This is the latest article in a series where we interview actual users of BSV applications to understand which applications they use, what the pain points are and what is needed moving forward to scale and reach mass adoption. The intention of this series is to learn the thoughts of those with “boots on the ground” instead of just the entrepreneurs and developers.
What is your favorite application built on Bitcoin and why?
Grant: I play Duro Dogs a lot with my son. It is something fun that we can do together, and it is also a great opportunity for me to teach him many valuable lessons about economics, blockchain technology, digital assets, programming, internet security, running a business, etc. I also like the Duro Dogs community, and I look forward to navigating through the future of BSV with the help of many of the friends I’ve made while playing Duro Dogs.
What application(s) do you use on a daily basis and why?

┄┄┄┄┄┄┄┄┄┄

TASK GOAL. Condense the paragraph of the BSV user interview beginning "Grant: I play Duro Dogs" into a short bulleted list that retains its main facts.

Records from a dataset
┄┄┄┄┄┄┄┄┄┄

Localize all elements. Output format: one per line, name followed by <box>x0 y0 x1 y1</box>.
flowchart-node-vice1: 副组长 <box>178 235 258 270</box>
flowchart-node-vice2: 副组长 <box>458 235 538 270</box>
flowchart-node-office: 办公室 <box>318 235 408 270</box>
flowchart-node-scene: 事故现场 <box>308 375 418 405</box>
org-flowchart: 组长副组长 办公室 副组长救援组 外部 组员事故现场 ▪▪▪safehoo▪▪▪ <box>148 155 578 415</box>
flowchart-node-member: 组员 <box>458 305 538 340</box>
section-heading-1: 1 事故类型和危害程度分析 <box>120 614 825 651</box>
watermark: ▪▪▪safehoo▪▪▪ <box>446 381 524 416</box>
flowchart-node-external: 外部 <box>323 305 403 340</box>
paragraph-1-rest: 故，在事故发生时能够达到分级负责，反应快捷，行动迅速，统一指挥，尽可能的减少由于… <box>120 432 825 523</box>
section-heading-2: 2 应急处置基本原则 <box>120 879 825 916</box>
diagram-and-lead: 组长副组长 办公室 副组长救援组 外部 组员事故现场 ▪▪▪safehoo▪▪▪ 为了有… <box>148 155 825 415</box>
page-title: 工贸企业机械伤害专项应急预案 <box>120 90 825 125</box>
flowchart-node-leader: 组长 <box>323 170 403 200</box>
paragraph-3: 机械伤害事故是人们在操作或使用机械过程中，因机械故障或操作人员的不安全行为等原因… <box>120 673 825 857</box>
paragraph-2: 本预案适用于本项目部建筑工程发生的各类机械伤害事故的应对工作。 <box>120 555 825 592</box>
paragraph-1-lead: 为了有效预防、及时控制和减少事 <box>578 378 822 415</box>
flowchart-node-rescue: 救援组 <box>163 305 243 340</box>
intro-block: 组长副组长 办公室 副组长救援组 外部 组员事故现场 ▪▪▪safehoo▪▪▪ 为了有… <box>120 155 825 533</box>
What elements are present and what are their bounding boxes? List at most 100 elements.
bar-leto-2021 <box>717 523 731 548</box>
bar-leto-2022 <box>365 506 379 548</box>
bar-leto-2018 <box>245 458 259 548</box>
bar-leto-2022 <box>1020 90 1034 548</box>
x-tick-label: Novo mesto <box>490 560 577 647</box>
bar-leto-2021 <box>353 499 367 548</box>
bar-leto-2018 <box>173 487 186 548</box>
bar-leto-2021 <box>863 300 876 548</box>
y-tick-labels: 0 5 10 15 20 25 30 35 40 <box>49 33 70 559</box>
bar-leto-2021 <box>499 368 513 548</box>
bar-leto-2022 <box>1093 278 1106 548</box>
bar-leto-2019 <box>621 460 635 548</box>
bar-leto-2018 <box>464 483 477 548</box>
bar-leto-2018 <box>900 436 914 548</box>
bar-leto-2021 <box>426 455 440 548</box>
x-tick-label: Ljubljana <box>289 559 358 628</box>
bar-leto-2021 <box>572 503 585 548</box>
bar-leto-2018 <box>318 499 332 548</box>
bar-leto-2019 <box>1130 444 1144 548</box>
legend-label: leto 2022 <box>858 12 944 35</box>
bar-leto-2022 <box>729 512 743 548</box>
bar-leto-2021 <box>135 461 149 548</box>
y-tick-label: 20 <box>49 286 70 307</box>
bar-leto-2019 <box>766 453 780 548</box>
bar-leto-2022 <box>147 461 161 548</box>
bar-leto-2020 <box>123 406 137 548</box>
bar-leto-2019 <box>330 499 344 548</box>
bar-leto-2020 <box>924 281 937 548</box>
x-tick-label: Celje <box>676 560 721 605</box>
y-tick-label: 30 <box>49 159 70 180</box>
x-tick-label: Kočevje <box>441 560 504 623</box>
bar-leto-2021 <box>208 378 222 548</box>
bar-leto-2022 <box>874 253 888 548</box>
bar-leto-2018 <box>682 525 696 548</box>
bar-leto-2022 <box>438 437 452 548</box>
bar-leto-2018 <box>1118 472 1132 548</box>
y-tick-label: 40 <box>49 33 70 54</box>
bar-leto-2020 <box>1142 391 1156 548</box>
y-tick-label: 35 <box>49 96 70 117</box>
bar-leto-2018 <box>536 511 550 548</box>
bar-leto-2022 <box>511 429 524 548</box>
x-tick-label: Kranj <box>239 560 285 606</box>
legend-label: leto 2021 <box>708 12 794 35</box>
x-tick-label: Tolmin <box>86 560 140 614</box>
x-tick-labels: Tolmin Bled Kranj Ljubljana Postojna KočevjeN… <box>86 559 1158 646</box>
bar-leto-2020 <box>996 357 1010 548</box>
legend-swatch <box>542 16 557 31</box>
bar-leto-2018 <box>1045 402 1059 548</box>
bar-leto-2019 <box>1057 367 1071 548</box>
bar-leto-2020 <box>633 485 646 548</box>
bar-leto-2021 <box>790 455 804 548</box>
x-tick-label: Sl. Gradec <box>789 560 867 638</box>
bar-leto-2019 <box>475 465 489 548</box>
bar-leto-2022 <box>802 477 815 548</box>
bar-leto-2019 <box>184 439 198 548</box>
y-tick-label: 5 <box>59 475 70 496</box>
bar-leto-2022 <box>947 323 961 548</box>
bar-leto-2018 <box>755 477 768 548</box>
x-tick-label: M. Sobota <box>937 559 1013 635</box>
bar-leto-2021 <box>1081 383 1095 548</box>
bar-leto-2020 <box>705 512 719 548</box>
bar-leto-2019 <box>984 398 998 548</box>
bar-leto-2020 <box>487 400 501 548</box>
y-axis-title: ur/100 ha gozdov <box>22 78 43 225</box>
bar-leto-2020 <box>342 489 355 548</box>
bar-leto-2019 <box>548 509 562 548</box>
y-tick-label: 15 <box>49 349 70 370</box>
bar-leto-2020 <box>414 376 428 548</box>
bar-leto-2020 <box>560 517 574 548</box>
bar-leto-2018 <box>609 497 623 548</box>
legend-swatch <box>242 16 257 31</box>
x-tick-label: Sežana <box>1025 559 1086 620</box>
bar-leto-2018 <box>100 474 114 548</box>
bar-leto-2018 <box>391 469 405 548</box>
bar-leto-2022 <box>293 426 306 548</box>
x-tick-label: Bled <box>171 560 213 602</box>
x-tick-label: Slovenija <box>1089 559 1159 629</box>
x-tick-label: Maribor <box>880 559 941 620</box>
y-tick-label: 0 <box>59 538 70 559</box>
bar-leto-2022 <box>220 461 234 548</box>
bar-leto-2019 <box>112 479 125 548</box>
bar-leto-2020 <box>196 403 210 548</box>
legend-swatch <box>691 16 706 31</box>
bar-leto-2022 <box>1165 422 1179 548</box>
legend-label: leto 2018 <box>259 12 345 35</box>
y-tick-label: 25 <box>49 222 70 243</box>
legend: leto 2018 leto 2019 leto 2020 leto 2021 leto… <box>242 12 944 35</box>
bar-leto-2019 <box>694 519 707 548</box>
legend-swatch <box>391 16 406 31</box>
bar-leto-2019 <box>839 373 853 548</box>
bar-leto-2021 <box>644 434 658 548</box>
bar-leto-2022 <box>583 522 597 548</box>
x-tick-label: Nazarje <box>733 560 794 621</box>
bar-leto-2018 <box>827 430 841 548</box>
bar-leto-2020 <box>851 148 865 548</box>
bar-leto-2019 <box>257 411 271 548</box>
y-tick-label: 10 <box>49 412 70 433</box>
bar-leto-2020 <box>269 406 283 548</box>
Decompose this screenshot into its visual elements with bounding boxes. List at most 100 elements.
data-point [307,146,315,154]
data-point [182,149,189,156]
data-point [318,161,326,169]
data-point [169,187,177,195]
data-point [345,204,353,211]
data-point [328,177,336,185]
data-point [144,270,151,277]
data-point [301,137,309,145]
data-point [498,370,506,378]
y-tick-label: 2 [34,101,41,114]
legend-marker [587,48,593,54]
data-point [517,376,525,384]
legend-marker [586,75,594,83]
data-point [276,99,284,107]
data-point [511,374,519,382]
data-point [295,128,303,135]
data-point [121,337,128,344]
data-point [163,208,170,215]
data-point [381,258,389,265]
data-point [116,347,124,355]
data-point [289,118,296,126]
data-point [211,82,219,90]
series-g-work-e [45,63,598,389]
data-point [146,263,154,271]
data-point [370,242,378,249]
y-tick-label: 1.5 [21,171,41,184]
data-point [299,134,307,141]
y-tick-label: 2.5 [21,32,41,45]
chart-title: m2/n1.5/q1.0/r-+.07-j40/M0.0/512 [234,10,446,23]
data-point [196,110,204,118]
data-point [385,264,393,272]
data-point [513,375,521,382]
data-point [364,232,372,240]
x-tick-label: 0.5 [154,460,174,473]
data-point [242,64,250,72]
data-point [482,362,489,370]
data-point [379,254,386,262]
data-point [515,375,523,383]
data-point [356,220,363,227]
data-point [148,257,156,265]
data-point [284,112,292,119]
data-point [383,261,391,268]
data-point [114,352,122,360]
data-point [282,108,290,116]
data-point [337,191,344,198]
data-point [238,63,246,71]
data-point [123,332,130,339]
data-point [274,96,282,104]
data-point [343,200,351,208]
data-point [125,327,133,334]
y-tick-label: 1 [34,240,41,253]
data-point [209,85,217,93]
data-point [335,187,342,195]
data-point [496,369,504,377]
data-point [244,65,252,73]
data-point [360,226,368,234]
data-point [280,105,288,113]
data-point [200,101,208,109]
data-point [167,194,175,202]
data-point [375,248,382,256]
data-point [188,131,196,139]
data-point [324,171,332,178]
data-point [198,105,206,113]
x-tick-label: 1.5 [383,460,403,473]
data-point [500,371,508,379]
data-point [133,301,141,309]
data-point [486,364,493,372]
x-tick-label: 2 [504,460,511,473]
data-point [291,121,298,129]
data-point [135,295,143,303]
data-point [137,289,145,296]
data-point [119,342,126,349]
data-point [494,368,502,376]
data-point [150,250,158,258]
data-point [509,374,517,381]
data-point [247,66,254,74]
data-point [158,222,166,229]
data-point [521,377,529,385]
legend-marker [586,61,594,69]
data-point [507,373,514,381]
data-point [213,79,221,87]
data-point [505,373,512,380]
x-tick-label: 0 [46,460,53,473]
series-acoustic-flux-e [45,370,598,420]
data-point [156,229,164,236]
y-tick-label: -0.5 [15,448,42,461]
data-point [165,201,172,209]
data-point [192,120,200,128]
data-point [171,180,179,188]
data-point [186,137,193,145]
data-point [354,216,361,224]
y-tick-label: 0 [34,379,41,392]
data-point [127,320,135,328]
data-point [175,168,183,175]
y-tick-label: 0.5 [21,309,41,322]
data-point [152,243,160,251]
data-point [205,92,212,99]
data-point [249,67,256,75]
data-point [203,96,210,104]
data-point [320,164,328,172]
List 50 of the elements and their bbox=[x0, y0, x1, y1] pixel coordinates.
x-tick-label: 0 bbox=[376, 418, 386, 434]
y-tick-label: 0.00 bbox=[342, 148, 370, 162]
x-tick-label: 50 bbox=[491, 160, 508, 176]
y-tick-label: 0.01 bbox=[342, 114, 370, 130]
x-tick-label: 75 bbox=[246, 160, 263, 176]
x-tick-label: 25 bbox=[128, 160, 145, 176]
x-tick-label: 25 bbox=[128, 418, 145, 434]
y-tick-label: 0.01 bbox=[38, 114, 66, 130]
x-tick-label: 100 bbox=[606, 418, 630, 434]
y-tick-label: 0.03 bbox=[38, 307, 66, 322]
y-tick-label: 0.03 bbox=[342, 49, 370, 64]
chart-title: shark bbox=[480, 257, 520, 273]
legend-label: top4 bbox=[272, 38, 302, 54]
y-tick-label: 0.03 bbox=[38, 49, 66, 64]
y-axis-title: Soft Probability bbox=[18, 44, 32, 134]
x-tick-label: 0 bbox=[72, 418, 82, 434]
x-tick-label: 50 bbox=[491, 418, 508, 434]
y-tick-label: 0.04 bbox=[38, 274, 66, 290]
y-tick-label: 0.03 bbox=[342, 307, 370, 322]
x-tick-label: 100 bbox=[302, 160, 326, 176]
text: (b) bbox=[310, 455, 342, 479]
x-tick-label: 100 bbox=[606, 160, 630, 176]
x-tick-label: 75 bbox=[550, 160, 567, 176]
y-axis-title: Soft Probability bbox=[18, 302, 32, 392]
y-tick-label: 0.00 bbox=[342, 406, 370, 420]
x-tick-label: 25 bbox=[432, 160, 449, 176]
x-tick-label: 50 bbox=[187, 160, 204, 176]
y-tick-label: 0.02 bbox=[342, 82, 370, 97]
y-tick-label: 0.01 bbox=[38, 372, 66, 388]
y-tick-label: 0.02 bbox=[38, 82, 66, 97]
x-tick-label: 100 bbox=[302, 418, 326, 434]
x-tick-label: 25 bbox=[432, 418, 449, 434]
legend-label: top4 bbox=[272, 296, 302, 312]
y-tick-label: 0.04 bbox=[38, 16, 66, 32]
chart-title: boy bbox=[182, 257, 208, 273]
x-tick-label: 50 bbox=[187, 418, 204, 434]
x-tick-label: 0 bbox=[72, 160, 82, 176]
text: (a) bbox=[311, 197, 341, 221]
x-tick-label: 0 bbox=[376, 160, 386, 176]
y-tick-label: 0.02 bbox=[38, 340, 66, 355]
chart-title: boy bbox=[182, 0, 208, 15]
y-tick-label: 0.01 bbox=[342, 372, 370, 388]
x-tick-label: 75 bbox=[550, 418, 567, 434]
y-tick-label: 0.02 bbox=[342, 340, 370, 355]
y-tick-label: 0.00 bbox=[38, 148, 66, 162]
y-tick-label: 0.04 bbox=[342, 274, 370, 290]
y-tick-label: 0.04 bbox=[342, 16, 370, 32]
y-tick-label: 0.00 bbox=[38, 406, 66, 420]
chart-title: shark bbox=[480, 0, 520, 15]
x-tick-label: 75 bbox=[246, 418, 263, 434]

┄┄┄┄┄┄┄┄┄┄

ANSWER.
- Grant often plays Duro Dogs with his son as a fun shared activity.
- The game gives him a chance to teach his son about economics, blockchain technology, digital assets, programming, internet security, and running a business.
- He likes the Duro Dogs community.
- He expects to navigate the future of BSV with help from friends made through the game.